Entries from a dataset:
## BEGIN

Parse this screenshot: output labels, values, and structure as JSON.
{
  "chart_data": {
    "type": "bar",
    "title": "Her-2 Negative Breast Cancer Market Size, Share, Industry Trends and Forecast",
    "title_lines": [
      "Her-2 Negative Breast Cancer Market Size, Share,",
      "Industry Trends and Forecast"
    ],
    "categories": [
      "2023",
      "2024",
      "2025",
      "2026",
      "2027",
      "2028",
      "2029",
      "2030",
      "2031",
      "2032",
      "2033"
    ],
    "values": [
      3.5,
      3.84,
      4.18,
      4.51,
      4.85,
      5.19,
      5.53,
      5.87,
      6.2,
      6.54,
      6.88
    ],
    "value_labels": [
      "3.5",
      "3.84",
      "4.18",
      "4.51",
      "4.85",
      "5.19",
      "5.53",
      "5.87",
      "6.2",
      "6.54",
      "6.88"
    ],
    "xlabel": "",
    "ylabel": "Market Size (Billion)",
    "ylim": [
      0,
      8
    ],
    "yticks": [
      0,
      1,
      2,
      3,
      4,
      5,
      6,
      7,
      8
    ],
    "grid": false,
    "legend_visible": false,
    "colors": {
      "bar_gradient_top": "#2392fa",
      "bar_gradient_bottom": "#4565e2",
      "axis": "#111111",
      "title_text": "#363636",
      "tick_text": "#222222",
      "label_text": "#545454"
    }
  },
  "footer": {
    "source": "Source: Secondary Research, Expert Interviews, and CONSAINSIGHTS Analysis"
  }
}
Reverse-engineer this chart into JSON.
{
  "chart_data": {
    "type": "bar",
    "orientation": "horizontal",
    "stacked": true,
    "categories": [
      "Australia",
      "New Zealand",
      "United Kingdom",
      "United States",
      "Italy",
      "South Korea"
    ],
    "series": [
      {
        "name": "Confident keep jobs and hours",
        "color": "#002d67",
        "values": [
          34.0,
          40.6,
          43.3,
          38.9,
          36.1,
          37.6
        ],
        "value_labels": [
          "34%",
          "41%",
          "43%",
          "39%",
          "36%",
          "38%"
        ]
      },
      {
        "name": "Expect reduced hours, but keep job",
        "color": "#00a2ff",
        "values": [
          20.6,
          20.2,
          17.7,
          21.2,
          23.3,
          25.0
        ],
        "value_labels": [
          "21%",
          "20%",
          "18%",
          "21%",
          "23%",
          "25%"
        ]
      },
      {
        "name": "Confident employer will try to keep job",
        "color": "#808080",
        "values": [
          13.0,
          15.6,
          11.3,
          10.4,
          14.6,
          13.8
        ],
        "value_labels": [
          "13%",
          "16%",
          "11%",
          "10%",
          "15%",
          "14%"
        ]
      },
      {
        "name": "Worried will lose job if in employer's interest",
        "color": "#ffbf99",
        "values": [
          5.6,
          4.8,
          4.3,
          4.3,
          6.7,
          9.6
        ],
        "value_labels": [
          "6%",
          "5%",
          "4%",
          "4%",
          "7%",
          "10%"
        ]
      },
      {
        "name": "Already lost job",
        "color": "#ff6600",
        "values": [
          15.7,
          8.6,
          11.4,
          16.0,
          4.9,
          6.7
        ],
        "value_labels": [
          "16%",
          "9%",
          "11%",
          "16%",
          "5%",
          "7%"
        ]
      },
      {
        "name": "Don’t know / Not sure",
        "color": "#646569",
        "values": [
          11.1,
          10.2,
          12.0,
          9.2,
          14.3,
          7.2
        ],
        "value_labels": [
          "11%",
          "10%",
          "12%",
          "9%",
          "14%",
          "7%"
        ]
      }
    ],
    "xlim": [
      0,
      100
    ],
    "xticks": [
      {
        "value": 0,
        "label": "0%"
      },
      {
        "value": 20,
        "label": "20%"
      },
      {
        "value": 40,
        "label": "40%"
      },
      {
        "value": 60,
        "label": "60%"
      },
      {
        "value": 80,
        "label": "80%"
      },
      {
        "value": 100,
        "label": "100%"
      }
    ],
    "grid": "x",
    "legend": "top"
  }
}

## END

→ Task prompt: Identify each line holding the string "will", and copy it out.

→ Final result:
        "name": "Confident employer will try to keep job",
        "name": "Worried will lose job if in employer's interest",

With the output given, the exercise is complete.